DIRECTIONS
Search the material for the string "marker", then report how many lines hold it, with no other text.

· · · · · · ·

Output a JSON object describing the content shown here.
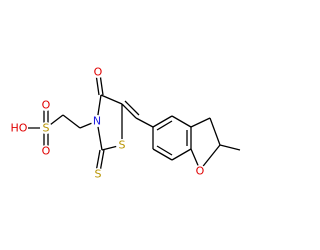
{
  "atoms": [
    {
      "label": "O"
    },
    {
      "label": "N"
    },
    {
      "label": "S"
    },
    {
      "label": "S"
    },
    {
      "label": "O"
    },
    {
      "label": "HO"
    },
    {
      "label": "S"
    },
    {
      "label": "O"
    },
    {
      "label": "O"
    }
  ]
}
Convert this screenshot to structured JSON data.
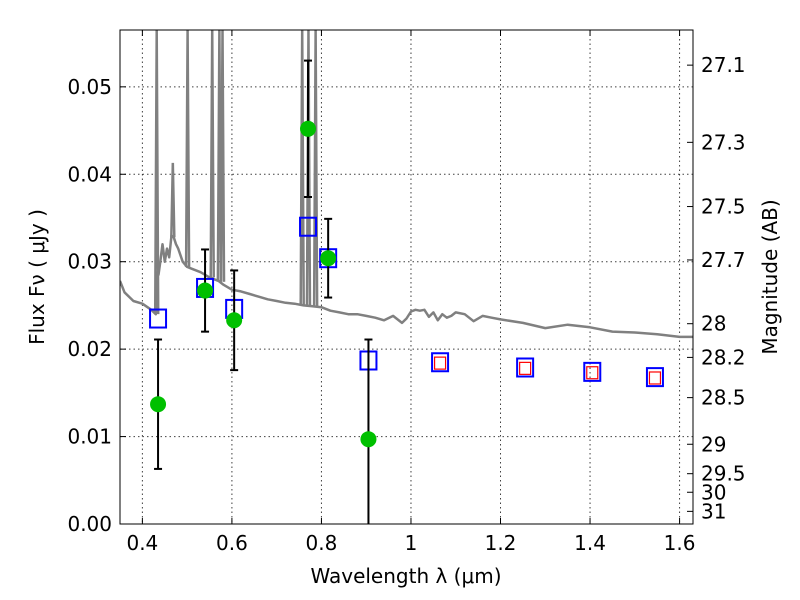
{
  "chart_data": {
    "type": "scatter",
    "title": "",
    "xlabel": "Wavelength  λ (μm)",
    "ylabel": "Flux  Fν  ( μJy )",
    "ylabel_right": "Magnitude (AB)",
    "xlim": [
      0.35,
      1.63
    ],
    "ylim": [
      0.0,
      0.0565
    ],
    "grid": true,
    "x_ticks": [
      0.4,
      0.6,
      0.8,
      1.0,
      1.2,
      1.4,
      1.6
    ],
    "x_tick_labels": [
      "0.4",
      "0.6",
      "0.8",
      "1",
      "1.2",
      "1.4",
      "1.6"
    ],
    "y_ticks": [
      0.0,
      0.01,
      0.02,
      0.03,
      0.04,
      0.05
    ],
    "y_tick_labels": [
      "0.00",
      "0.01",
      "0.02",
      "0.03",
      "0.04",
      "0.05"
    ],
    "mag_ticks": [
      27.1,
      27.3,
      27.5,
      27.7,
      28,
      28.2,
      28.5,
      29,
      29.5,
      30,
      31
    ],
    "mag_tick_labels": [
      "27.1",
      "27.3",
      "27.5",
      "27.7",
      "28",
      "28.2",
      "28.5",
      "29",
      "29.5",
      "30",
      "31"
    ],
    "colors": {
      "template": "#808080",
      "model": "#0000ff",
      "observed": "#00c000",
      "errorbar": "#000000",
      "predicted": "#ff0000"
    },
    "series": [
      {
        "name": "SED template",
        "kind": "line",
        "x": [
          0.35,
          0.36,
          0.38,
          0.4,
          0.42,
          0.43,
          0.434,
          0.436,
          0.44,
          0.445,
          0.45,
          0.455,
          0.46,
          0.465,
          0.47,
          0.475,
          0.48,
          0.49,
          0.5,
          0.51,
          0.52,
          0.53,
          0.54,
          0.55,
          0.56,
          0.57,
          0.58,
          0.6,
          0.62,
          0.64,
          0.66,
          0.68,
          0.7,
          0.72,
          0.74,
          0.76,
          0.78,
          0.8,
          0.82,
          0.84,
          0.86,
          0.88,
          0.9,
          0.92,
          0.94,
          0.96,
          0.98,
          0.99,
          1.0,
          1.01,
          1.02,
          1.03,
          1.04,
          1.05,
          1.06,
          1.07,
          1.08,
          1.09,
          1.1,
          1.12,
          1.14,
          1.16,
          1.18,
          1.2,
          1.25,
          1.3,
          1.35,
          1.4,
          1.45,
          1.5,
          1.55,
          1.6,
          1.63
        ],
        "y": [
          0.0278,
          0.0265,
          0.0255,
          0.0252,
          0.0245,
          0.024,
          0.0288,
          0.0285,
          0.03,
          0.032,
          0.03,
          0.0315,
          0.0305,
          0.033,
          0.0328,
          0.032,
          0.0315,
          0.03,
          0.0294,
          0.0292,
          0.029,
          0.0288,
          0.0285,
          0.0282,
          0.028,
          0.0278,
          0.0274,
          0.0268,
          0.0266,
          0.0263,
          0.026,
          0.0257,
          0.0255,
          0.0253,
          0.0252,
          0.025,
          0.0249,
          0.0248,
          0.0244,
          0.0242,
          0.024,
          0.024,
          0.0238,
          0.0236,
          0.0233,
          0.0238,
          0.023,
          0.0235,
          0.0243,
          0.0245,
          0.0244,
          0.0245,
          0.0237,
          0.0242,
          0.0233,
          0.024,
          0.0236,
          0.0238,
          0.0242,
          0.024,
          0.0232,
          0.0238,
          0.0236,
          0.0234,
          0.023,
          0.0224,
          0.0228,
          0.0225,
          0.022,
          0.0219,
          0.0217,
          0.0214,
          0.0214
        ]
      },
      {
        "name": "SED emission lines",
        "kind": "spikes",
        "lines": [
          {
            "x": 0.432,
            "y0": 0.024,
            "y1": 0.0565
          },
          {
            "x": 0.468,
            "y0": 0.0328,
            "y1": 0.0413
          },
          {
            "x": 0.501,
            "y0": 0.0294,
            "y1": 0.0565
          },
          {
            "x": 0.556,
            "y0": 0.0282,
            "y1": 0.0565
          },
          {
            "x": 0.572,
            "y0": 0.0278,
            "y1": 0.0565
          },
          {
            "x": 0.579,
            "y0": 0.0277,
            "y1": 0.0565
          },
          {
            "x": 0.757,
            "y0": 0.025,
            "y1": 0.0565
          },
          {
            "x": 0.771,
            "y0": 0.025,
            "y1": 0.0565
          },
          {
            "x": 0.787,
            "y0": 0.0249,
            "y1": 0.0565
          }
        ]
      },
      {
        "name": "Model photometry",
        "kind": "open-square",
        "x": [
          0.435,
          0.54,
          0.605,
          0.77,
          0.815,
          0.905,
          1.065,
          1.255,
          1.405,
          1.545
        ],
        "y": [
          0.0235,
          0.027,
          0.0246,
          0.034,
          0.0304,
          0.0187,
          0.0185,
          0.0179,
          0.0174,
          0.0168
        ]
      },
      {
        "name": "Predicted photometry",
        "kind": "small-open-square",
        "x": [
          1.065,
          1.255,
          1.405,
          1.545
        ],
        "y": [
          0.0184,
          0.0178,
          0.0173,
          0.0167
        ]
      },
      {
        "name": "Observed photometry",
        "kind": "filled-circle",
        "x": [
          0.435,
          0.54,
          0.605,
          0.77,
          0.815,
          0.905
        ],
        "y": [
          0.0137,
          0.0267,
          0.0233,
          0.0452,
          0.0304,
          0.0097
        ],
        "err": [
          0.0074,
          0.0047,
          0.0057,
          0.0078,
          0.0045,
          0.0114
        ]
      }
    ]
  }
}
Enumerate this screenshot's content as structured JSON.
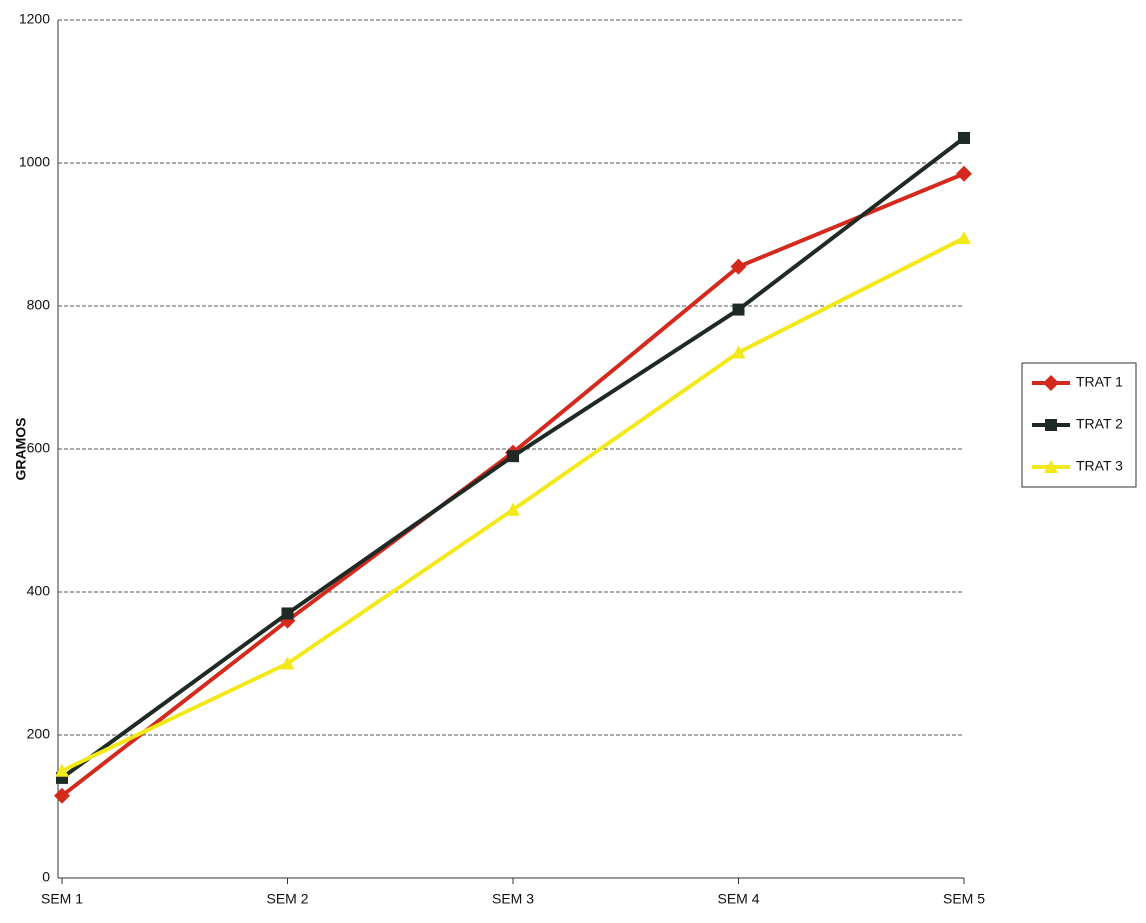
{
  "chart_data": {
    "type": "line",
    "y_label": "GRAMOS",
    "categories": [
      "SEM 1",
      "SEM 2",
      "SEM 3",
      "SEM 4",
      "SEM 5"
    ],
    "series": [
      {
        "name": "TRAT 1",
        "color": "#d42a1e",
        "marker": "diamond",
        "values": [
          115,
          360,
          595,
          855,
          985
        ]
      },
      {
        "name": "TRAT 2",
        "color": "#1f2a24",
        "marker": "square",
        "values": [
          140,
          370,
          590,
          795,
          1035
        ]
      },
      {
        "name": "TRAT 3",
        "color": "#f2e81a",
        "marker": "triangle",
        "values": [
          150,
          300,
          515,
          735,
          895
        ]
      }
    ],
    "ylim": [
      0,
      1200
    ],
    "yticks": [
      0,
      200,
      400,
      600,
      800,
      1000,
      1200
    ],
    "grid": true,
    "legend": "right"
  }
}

· · · · · · ·

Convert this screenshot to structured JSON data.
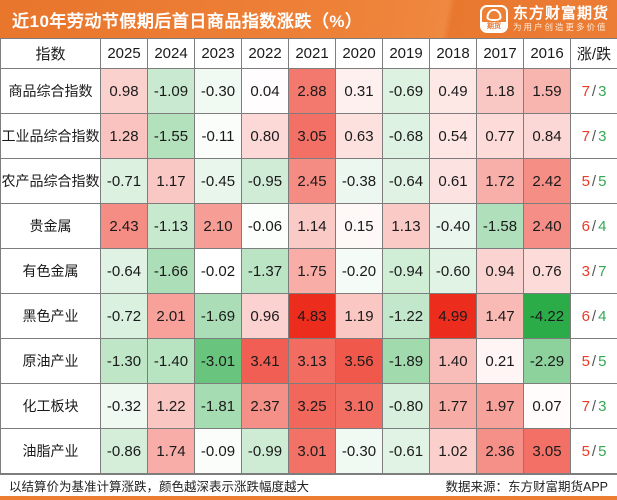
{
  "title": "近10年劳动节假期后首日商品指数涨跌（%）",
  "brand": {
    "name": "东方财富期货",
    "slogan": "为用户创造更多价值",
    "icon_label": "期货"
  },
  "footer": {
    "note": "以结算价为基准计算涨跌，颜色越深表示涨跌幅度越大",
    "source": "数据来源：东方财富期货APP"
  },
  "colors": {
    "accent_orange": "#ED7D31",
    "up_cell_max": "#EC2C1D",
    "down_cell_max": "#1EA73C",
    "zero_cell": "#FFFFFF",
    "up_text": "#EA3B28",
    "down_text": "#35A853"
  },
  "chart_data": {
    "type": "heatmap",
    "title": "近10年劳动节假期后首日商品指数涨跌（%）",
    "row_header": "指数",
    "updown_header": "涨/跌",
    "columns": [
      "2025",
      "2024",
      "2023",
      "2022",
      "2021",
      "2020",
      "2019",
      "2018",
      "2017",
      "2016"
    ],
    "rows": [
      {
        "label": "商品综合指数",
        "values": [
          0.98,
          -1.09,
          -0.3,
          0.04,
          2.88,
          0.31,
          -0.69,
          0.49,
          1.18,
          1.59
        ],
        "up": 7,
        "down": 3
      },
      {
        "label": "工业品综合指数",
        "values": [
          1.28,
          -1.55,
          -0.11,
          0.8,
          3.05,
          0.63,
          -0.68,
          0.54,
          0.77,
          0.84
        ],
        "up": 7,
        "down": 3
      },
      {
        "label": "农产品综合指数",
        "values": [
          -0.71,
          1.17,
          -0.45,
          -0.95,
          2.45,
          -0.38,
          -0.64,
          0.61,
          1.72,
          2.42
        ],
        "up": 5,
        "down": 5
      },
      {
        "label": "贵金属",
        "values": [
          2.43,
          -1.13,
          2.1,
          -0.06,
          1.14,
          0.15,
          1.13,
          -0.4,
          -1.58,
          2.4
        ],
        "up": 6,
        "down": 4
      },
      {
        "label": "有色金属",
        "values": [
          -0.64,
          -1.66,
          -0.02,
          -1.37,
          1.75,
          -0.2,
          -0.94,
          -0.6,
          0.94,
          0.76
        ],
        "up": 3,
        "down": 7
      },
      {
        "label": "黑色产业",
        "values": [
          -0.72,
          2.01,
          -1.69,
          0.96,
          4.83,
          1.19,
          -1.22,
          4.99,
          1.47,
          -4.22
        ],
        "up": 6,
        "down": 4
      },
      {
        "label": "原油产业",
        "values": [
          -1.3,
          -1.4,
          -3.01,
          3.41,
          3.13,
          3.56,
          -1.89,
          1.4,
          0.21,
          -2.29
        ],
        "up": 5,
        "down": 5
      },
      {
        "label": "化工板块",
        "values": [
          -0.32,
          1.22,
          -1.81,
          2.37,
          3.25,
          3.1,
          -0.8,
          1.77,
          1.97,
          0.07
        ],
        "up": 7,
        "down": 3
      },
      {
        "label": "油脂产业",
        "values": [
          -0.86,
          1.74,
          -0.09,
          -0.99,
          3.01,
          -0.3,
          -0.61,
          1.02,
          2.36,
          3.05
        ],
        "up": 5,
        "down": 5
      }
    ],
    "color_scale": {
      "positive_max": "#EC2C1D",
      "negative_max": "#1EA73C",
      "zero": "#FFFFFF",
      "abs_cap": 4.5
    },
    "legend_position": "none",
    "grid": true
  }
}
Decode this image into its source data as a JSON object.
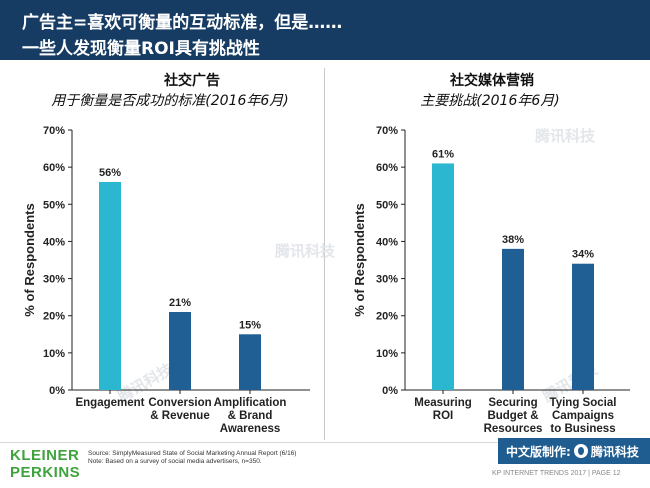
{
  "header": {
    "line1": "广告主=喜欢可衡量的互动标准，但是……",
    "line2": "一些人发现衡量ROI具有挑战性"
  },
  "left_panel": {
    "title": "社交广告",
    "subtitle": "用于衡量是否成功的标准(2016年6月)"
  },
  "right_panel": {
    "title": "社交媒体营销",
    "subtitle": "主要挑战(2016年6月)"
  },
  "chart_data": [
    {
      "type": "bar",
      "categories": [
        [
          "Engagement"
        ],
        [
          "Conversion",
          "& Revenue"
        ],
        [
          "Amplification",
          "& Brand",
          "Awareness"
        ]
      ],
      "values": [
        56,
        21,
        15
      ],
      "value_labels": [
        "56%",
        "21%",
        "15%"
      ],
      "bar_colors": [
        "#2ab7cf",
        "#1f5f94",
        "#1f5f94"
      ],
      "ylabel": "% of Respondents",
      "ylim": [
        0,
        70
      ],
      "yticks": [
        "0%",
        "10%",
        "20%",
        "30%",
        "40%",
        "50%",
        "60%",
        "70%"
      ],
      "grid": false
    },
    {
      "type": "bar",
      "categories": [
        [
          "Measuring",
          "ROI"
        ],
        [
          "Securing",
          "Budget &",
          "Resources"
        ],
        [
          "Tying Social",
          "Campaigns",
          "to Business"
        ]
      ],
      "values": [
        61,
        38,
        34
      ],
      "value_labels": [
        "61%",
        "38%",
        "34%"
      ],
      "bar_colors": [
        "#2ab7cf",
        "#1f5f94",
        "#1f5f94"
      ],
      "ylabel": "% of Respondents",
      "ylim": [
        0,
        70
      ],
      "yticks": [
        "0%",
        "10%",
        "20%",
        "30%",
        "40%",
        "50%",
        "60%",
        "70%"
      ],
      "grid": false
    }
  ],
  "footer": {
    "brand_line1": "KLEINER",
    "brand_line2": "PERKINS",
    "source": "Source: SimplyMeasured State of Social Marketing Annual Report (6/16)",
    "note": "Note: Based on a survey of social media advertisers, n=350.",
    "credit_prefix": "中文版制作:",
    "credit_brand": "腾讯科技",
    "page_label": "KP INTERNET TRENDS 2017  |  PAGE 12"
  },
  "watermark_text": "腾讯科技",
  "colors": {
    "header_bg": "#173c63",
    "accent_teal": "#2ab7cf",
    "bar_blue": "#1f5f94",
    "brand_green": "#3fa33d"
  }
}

· · · · · · ·

SOLVED PROBLEM
3